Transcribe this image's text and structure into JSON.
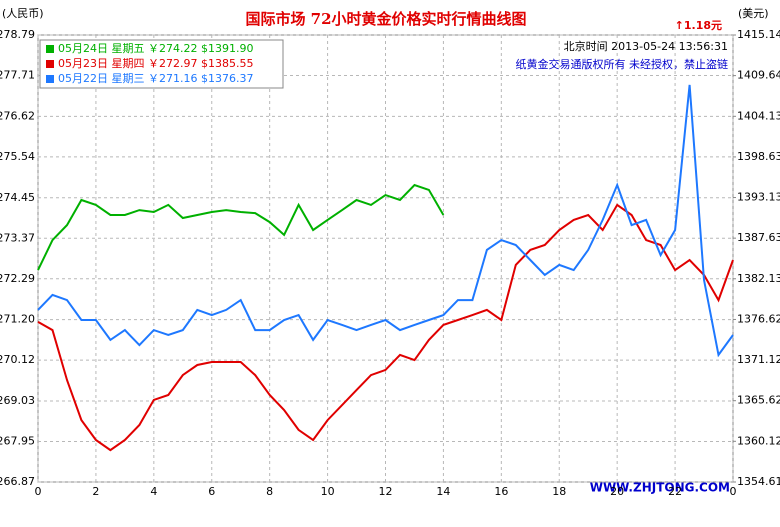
{
  "chart_data": {
    "type": "line",
    "title": "国际市场 72小时黄金价格实时行情曲线图",
    "unit_left": "(人民币)",
    "unit_right": "(美元)",
    "change": "↑1.18元",
    "time_label": "北京时间 2013-05-24 13:56:31",
    "copyright": "纸黄金交易通版权所有 未经授权，禁止盗链",
    "watermark": "WWW.ZHJTONG.COM",
    "xlim": [
      0,
      24
    ],
    "xticks": [
      0,
      2,
      4,
      6,
      8,
      10,
      12,
      14,
      16,
      18,
      20,
      22,
      {
        "value": 24,
        "label": "0"
      }
    ],
    "ylim": [
      266.87,
      278.79
    ],
    "yticks": [
      266.87,
      267.95,
      269.03,
      270.12,
      {
        "value": 271.2,
        "label": "271.20"
      },
      272.29,
      273.37,
      274.45,
      275.54,
      276.62,
      277.71,
      278.79
    ],
    "y2lim": [
      1354.61,
      1415.14
    ],
    "y2ticks": [
      1354.61,
      1360.12,
      1365.62,
      1371.12,
      1376.62,
      1382.13,
      1387.63,
      1393.13,
      1398.63,
      1404.13,
      1409.64,
      1415.14
    ],
    "grid": true,
    "x": [
      0,
      0.5,
      1,
      1.5,
      2,
      2.5,
      3,
      3.5,
      4,
      4.5,
      5,
      5.5,
      6,
      6.5,
      7,
      7.5,
      8,
      8.5,
      9,
      9.5,
      10,
      10.5,
      11,
      11.5,
      12,
      12.5,
      13,
      13.5,
      14,
      14.5,
      15,
      15.5,
      16,
      16.5,
      17,
      17.5,
      18,
      18.5,
      19,
      19.5,
      20,
      20.5,
      21,
      21.5,
      22,
      22.5,
      23,
      23.5,
      24
    ],
    "series": [
      {
        "name": "05月24日 星期五 ￥274.22 $1391.90",
        "color": "#00b000",
        "values": [
          272.52,
          273.32,
          273.72,
          274.39,
          274.26,
          273.99,
          273.99,
          274.12,
          274.07,
          274.26,
          273.91,
          273.99,
          274.07,
          274.12,
          274.07,
          274.04,
          273.8,
          273.46,
          274.26,
          273.59,
          273.86,
          274.12,
          274.39,
          274.26,
          274.52,
          274.39,
          274.79,
          274.66,
          273.99,
          null,
          null,
          null,
          null,
          null,
          null,
          null,
          null,
          null,
          null,
          null,
          null,
          null,
          null,
          null,
          null,
          null,
          null,
          null,
          null
        ]
      },
      {
        "name": "05月23日 星期四 ￥272.97 $1385.55",
        "color": "#e00000",
        "values": [
          271.14,
          270.92,
          269.59,
          268.52,
          267.99,
          267.72,
          267.99,
          268.39,
          269.06,
          269.19,
          269.72,
          269.99,
          270.07,
          270.07,
          270.07,
          269.72,
          269.19,
          268.79,
          268.26,
          267.99,
          268.52,
          268.92,
          269.32,
          269.72,
          269.86,
          270.26,
          270.12,
          270.66,
          271.06,
          271.19,
          271.32,
          271.46,
          271.19,
          272.66,
          273.06,
          273.19,
          273.59,
          273.86,
          273.99,
          273.59,
          274.26,
          273.99,
          273.32,
          273.19,
          272.52,
          272.79,
          272.39,
          271.72,
          272.79
        ]
      },
      {
        "name": "05月22日 星期三 ￥271.16 $1376.37",
        "color": "#1e78ff",
        "values": [
          271.46,
          271.86,
          271.72,
          271.19,
          271.19,
          270.66,
          270.92,
          270.52,
          270.92,
          270.79,
          270.92,
          271.46,
          271.32,
          271.46,
          271.72,
          270.92,
          270.92,
          271.19,
          271.32,
          270.66,
          271.19,
          271.06,
          270.92,
          271.06,
          271.19,
          270.92,
          271.06,
          271.19,
          271.32,
          271.72,
          271.72,
          273.06,
          273.32,
          273.19,
          272.79,
          272.39,
          272.66,
          272.52,
          273.06,
          273.86,
          274.79,
          273.72,
          273.86,
          272.92,
          273.59,
          277.46,
          272.26,
          270.26,
          270.79
        ]
      }
    ]
  }
}
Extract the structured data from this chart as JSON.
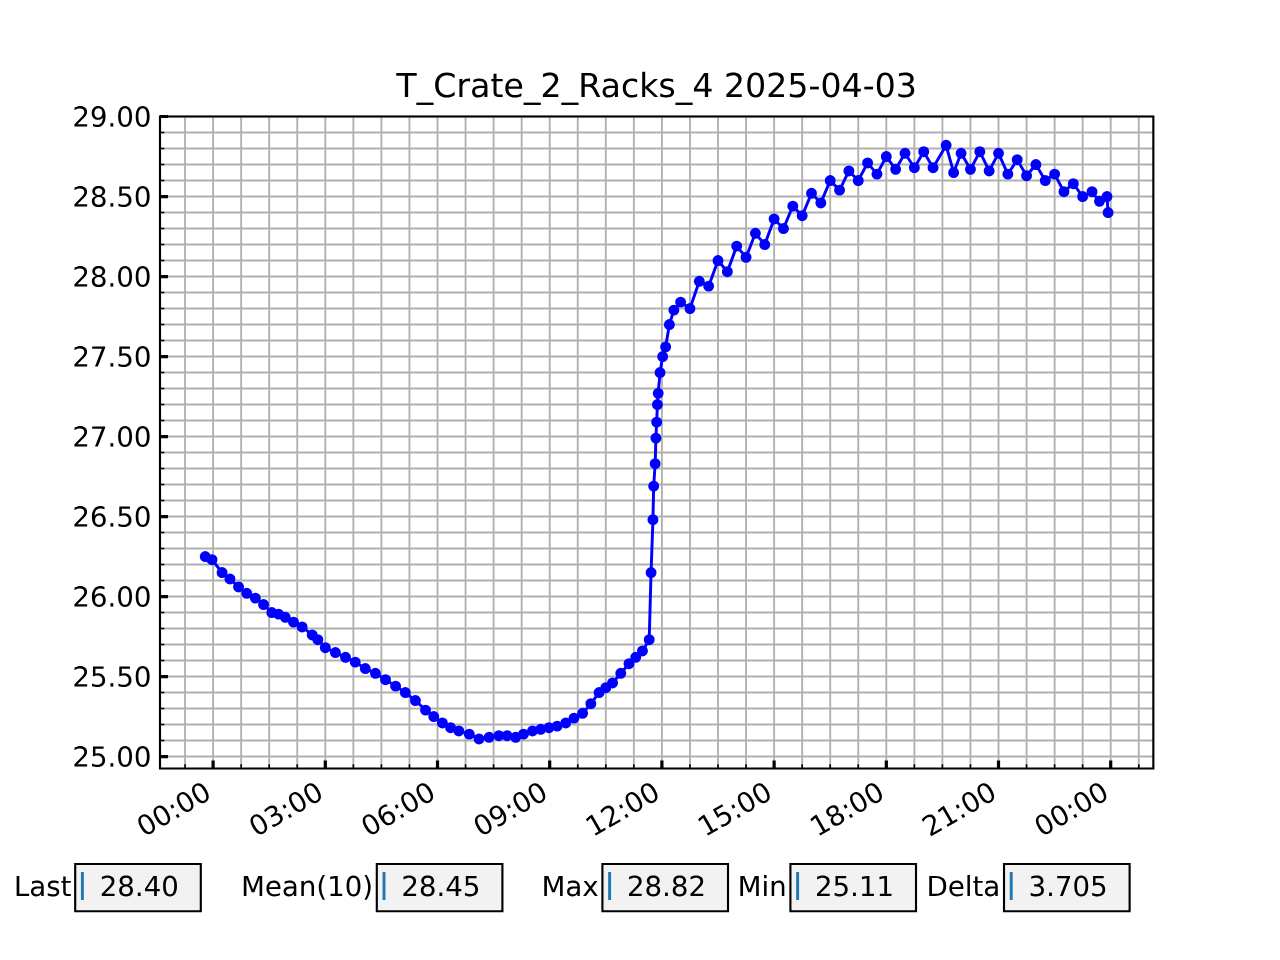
{
  "chart_data": {
    "type": "line",
    "title": "T_Crate_2_Racks_4 2025-04-03",
    "x": [
      -0.21,
      -0.03,
      0.24,
      0.45,
      0.68,
      0.9,
      1.13,
      1.35,
      1.57,
      1.75,
      1.93,
      2.15,
      2.38,
      2.65,
      2.8,
      3.0,
      3.27,
      3.54,
      3.8,
      4.07,
      4.34,
      4.61,
      4.88,
      5.14,
      5.41,
      5.68,
      5.9,
      6.13,
      6.35,
      6.57,
      6.85,
      7.11,
      7.38,
      7.64,
      7.86,
      8.09,
      8.3,
      8.54,
      8.76,
      8.98,
      9.2,
      9.43,
      9.65,
      9.88,
      10.1,
      10.32,
      10.5,
      10.68,
      10.9,
      11.12,
      11.3,
      11.48,
      11.66,
      11.71,
      11.76,
      11.78,
      11.82,
      11.84,
      11.86,
      11.88,
      11.9,
      11.95,
      12.02,
      12.1,
      12.2,
      12.32,
      12.5,
      12.75,
      13.0,
      13.25,
      13.5,
      13.75,
      14.0,
      14.25,
      14.5,
      14.75,
      15.0,
      15.25,
      15.5,
      15.75,
      16.0,
      16.25,
      16.5,
      16.75,
      17.0,
      17.25,
      17.5,
      17.75,
      18.0,
      18.25,
      18.5,
      18.75,
      19.0,
      19.25,
      19.6,
      19.8,
      20.0,
      20.25,
      20.5,
      20.75,
      21.0,
      21.25,
      21.5,
      21.75,
      22.0,
      22.25,
      22.5,
      22.75,
      23.0,
      23.25,
      23.5,
      23.7,
      23.9,
      23.93
    ],
    "values": [
      26.25,
      26.23,
      26.15,
      26.11,
      26.06,
      26.02,
      25.99,
      25.95,
      25.9,
      25.89,
      25.87,
      25.84,
      25.81,
      25.76,
      25.73,
      25.68,
      25.65,
      25.62,
      25.59,
      25.55,
      25.52,
      25.48,
      25.44,
      25.4,
      25.35,
      25.29,
      25.25,
      25.21,
      25.18,
      25.16,
      25.14,
      25.11,
      25.12,
      25.13,
      25.13,
      25.12,
      25.14,
      25.16,
      25.17,
      25.18,
      25.19,
      25.21,
      25.24,
      25.27,
      25.33,
      25.4,
      25.43,
      25.46,
      25.52,
      25.58,
      25.62,
      25.66,
      25.73,
      26.15,
      26.48,
      26.69,
      26.83,
      26.99,
      27.09,
      27.2,
      27.27,
      27.4,
      27.5,
      27.56,
      27.7,
      27.79,
      27.84,
      27.8,
      27.97,
      27.94,
      28.1,
      28.03,
      28.19,
      28.12,
      28.27,
      28.2,
      28.36,
      28.3,
      28.44,
      28.38,
      28.52,
      28.46,
      28.6,
      28.54,
      28.66,
      28.6,
      28.71,
      28.64,
      28.75,
      28.67,
      28.77,
      28.68,
      28.78,
      28.68,
      28.82,
      28.65,
      28.77,
      28.67,
      28.78,
      28.66,
      28.77,
      28.64,
      28.73,
      28.63,
      28.7,
      28.6,
      28.64,
      28.53,
      28.58,
      28.5,
      28.53,
      28.47,
      28.5,
      28.4
    ],
    "color": "#0000ff",
    "marker": "circle",
    "grid": true,
    "xlim": [
      -1.42,
      25.14
    ],
    "ylim": [
      24.925,
      29.0
    ],
    "xticks": [
      {
        "value": -0.75,
        "label": null
      },
      {
        "value": 0,
        "label": "00:00"
      },
      {
        "value": 0.75,
        "label": null
      },
      {
        "value": 1.5,
        "label": null
      },
      {
        "value": 2.25,
        "label": null
      },
      {
        "value": 3,
        "label": "03:00"
      },
      {
        "value": 3.75,
        "label": null
      },
      {
        "value": 4.5,
        "label": null
      },
      {
        "value": 5.25,
        "label": null
      },
      {
        "value": 6,
        "label": "06:00"
      },
      {
        "value": 6.75,
        "label": null
      },
      {
        "value": 7.5,
        "label": null
      },
      {
        "value": 8.25,
        "label": null
      },
      {
        "value": 9,
        "label": "09:00"
      },
      {
        "value": 9.75,
        "label": null
      },
      {
        "value": 10.5,
        "label": null
      },
      {
        "value": 11.25,
        "label": null
      },
      {
        "value": 12,
        "label": "12:00"
      },
      {
        "value": 12.75,
        "label": null
      },
      {
        "value": 13.5,
        "label": null
      },
      {
        "value": 14.25,
        "label": null
      },
      {
        "value": 15,
        "label": "15:00"
      },
      {
        "value": 15.75,
        "label": null
      },
      {
        "value": 16.5,
        "label": null
      },
      {
        "value": 17.25,
        "label": null
      },
      {
        "value": 18,
        "label": "18:00"
      },
      {
        "value": 18.75,
        "label": null
      },
      {
        "value": 19.5,
        "label": null
      },
      {
        "value": 20.25,
        "label": null
      },
      {
        "value": 21,
        "label": "21:00"
      },
      {
        "value": 21.75,
        "label": null
      },
      {
        "value": 22.5,
        "label": null
      },
      {
        "value": 23.25,
        "label": null
      },
      {
        "value": 24,
        "label": "00:00"
      },
      {
        "value": 24.75,
        "label": null
      }
    ],
    "yticks": [
      {
        "value": 25.0,
        "label": "25.00"
      },
      {
        "value": 25.1,
        "label": null
      },
      {
        "value": 25.2,
        "label": null
      },
      {
        "value": 25.3,
        "label": null
      },
      {
        "value": 25.4,
        "label": null
      },
      {
        "value": 25.5,
        "label": "25.50"
      },
      {
        "value": 25.6,
        "label": null
      },
      {
        "value": 25.7,
        "label": null
      },
      {
        "value": 25.8,
        "label": null
      },
      {
        "value": 25.9,
        "label": null
      },
      {
        "value": 26.0,
        "label": "26.00"
      },
      {
        "value": 26.1,
        "label": null
      },
      {
        "value": 26.2,
        "label": null
      },
      {
        "value": 26.3,
        "label": null
      },
      {
        "value": 26.4,
        "label": null
      },
      {
        "value": 26.5,
        "label": "26.50"
      },
      {
        "value": 26.6,
        "label": null
      },
      {
        "value": 26.7,
        "label": null
      },
      {
        "value": 26.8,
        "label": null
      },
      {
        "value": 26.9,
        "label": null
      },
      {
        "value": 27.0,
        "label": "27.00"
      },
      {
        "value": 27.1,
        "label": null
      },
      {
        "value": 27.2,
        "label": null
      },
      {
        "value": 27.3,
        "label": null
      },
      {
        "value": 27.4,
        "label": null
      },
      {
        "value": 27.5,
        "label": "27.50"
      },
      {
        "value": 27.6,
        "label": null
      },
      {
        "value": 27.7,
        "label": null
      },
      {
        "value": 27.8,
        "label": null
      },
      {
        "value": 27.9,
        "label": null
      },
      {
        "value": 28.0,
        "label": "28.00"
      },
      {
        "value": 28.1,
        "label": null
      },
      {
        "value": 28.2,
        "label": null
      },
      {
        "value": 28.3,
        "label": null
      },
      {
        "value": 28.4,
        "label": null
      },
      {
        "value": 28.5,
        "label": "28.50"
      },
      {
        "value": 28.6,
        "label": null
      },
      {
        "value": 28.7,
        "label": null
      },
      {
        "value": 28.8,
        "label": null
      },
      {
        "value": 28.9,
        "label": null
      },
      {
        "value": 29.0,
        "label": "29.00"
      }
    ],
    "annotations": [
      "Last",
      "28.40",
      "Mean(10)",
      "28.45",
      "Max",
      "28.82",
      "Min",
      "25.11",
      "Delta",
      "3.705"
    ]
  }
}
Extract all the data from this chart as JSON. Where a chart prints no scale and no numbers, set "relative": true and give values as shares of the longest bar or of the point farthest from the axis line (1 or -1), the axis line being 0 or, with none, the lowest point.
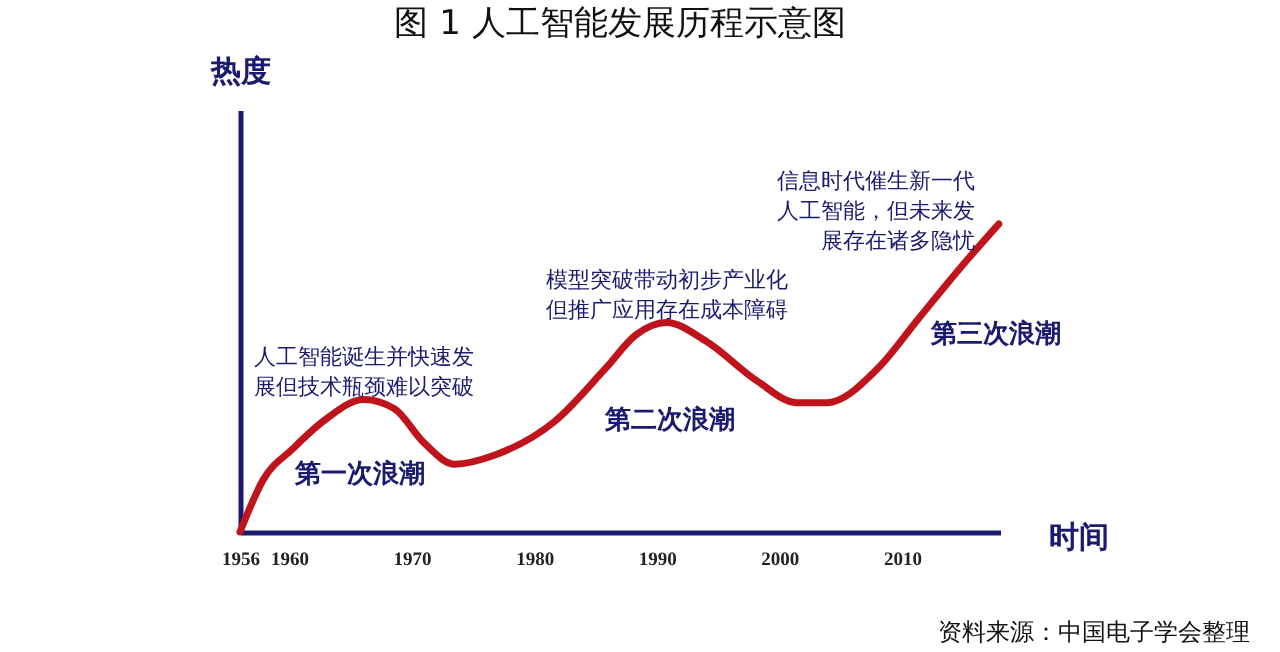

──────────

Stated task
Take every line from the data that contains the word "color".

Result for this task
        "color": "#00b000",
        "color": "#e00000",
        "color": "#1e78ff",
    "color": "#0000ff",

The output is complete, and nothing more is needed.